** begin DATA RECORDS **

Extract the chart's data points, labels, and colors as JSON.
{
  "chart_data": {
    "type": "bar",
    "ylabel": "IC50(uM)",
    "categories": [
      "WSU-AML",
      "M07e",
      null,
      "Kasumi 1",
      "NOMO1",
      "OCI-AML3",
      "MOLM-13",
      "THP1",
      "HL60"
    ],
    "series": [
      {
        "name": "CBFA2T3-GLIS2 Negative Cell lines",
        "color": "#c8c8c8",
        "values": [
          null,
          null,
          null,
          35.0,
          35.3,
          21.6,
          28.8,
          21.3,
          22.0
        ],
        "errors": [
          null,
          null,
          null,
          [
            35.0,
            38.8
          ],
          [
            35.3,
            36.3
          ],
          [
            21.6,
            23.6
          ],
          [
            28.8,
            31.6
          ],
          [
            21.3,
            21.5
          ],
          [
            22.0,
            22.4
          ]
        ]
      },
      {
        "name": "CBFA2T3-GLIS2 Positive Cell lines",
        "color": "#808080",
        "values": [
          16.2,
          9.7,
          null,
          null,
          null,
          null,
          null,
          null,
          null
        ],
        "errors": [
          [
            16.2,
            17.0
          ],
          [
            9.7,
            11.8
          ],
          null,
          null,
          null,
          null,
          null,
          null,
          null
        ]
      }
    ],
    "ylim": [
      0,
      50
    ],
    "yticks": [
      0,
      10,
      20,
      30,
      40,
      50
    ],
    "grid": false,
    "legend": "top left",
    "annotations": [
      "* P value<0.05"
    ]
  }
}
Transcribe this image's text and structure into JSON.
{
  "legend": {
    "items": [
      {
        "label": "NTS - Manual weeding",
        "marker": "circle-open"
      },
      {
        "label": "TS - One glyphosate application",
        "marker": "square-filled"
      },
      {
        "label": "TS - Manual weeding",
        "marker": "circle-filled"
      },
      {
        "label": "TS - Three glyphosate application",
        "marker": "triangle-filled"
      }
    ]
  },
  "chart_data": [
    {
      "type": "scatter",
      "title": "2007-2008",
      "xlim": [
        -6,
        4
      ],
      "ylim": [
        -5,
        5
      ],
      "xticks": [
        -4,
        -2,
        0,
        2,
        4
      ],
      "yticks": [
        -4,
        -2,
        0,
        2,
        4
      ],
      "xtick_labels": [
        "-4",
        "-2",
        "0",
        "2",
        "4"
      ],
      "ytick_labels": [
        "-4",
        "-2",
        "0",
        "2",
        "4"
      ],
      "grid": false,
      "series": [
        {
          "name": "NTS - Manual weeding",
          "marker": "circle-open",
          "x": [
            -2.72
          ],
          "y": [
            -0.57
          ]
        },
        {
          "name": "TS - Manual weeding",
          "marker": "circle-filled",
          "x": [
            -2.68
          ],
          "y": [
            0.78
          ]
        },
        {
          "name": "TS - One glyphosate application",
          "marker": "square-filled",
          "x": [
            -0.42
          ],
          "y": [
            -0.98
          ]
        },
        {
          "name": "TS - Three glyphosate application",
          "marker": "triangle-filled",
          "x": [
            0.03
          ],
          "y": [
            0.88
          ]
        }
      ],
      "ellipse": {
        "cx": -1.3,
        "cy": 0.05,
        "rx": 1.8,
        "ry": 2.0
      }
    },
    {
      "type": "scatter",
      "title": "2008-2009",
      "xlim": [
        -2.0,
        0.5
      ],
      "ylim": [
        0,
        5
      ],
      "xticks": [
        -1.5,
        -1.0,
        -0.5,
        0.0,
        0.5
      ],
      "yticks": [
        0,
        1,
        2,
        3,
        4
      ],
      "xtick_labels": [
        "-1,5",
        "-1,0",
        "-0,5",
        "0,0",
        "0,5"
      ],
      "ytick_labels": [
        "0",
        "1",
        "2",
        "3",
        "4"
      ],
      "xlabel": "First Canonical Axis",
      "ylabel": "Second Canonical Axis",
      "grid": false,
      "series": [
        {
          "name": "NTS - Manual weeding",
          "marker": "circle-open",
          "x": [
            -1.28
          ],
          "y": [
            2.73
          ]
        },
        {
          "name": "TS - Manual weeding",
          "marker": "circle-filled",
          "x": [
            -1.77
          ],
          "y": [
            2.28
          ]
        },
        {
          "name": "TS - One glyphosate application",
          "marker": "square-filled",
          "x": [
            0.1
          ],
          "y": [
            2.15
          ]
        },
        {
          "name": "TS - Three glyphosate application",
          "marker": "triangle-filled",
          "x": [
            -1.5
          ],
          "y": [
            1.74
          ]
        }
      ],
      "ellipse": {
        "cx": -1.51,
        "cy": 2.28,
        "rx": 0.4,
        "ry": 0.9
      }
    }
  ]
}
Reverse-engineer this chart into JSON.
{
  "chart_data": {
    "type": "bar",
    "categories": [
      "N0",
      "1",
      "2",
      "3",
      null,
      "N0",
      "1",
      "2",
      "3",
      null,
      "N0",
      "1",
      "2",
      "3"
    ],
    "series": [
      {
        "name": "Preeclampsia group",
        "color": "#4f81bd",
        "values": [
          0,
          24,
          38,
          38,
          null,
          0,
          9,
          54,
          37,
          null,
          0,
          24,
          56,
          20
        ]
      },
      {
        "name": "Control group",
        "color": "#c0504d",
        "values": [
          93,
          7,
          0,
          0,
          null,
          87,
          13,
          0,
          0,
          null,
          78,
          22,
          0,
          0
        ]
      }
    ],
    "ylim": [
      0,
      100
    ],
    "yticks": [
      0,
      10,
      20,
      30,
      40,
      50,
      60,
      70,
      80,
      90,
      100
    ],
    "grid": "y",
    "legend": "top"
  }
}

** end DATA RECORDS **

■ GIVEN REQUEST
Write out every line of the material again, exactly as it reads.

■ TASK RESULT
Extract the chart's data points, labels, and colors as JSON.
{
  "chart_data": {
    "type": "bar",
    "ylabel": "IC50(uM)",
    "categories": [
      "WSU-AML",
      "M07e",
      null,
      "Kasumi 1",
      "NOMO1",
      "OCI-AML3",
      "MOLM-13",
      "THP1",
      "HL60"
    ],
    "series": [
      {
        "name": "CBFA2T3-GLIS2 Negative Cell lines",
        "color": "#c8c8c8",
        "values": [
          null,
          null,
          null,
          35.0,
          35.3,
          21.6,
          28.8,
          21.3,
          22.0
        ],
        "errors": [
          null,
          null,
          null,
          [
            35.0,
            38.8
          ],
          [
            35.3,
            36.3
          ],
          [
            21.6,
            23.6
          ],
          [
            28.8,
            31.6
          ],
          [
            21.3,
            21.5
          ],
          [
            22.0,
            22.4
          ]
        ]
      },
      {
        "name": "CBFA2T3-GLIS2 Positive Cell lines",
        "color": "#808080",
        "values": [
          16.2,
          9.7,
          null,
          null,
          null,
          null,
          null,
          null,
          null
        ],
        "errors": [
          [
            16.2,
            17.0
          ],
          [
            9.7,
            11.8
          ],
          null,
          null,
          null,
          null,
          null,
          null,
          null
        ]
      }
    ],
    "ylim": [
      0,
      50
    ],
    "yticks": [
      0,
      10,
      20,
      30,
      40,
      50
    ],
    "grid": false,
    "legend": "top left",
    "annotations": [
      "* P value<0.05"
    ]
  }
}
Transcribe this image's text and structure into JSON.
{
  "legend": {
    "items": [
      {
        "label": "NTS - Manual weeding",
        "marker": "circle-open"
      },
      {
        "label": "TS - One glyphosate application",
        "marker": "square-filled"
      },
      {
        "label": "TS - Manual weeding",
        "marker": "circle-filled"
      },
      {
        "label": "TS - Three glyphosate application",
        "marker": "triangle-filled"
      }
    ]
  },
  "chart_data": [
    {
      "type": "scatter",
      "title": "2007-2008",
      "xlim": [
        -6,
        4
      ],
      "ylim": [
        -5,
        5
      ],
      "xticks": [
        -4,
        -2,
        0,
        2,
        4
      ],
      "yticks": [
        -4,
        -2,
        0,
        2,
        4
      ],
      "xtick_labels": [
        "-4",
        "-2",
        "0",
        "2",
        "4"
      ],
      "ytick_labels": [
        "-4",
        "-2",
        "0",
        "2",
        "4"
      ],
      "grid": false,
      "series": [
        {
          "name": "NTS - Manual weeding",
          "marker": "circle-open",
          "x": [
            -2.72
          ],
          "y": [
            -0.57
          ]
        },
        {
          "name": "TS - Manual weeding",
          "marker": "circle-filled",
          "x": [
            -2.68
          ],
          "y": [
            0.78
          ]
        },
        {
          "name": "TS - One glyphosate application",
          "marker": "square-filled",
          "x": [
            -0.42
          ],
          "y": [
            -0.98
          ]
        },
        {
          "name": "TS - Three glyphosate application",
          "marker": "triangle-filled",
          "x": [
            0.03
          ],
          "y": [
            0.88
          ]
        }
      ],
      "ellipse": {
        "cx": -1.3,
        "cy": 0.05,
        "rx": 1.8,
        "ry": 2.0
      }
    },
    {
      "type": "scatter",
      "title": "2008-2009",
      "xlim": [
        -2.0,
        0.5
      ],
      "ylim": [
        0,
        5
      ],
      "xticks": [
        -1.5,
        -1.0,
        -0.5,
        0.0,
        0.5
      ],
      "yticks": [
        0,
        1,
        2,
        3,
        4
      ],
      "xtick_labels": [
        "-1,5",
        "-1,0",
        "-0,5",
        "0,0",
        "0,5"
      ],
      "ytick_labels": [
        "0",
        "1",
        "2",
        "3",
        "4"
      ],
      "xlabel": "First Canonical Axis",
      "ylabel": "Second Canonical Axis",
      "grid": false,
      "series": [
        {
          "name": "NTS - Manual weeding",
          "marker": "circle-open",
          "x": [
            -1.28
          ],
          "y": [
            2.73
          ]
        },
        {
          "name": "TS - Manual weeding",
          "marker": "circle-filled",
          "x": [
            -1.77
          ],
          "y": [
            2.28
          ]
        },
        {
          "name": "TS - One glyphosate application",
          "marker": "square-filled",
          "x": [
            0.1
          ],
          "y": [
            2.15
          ]
        },
        {
          "name": "TS - Three glyphosate application",
          "marker": "triangle-filled",
          "x": [
            -1.5
          ],
          "y": [
            1.74
          ]
        }
      ],
      "ellipse": {
        "cx": -1.51,
        "cy": 2.28,
        "rx": 0.4,
        "ry": 0.9
      }
    }
  ]
}
Reverse-engineer this chart into JSON.
{
  "chart_data": {
    "type": "bar",
    "categories": [
      "N0",
      "1",
      "2",
      "3",
      null,
      "N0",
      "1",
      "2",
      "3",
      null,
      "N0",
      "1",
      "2",
      "3"
    ],
    "series": [
      {
        "name": "Preeclampsia group",
        "color": "#4f81bd",
        "values": [
          0,
          24,
          38,
          38,
          null,
          0,
          9,
          54,
          37,
          null,
          0,
          24,
          56,
          20
        ]
      },
      {
        "name": "Control group",
        "color": "#c0504d",
        "values": [
          93,
          7,
          0,
          0,
          null,
          87,
          13,
          0,
          0,
          null,
          78,
          22,
          0,
          0
        ]
      }
    ],
    "ylim": [
      0,
      100
    ],
    "yticks": [
      0,
      10,
      20,
      30,
      40,
      50,
      60,
      70,
      80,
      90,
      100
    ],
    "grid": "y",
    "legend": "top"
  }
}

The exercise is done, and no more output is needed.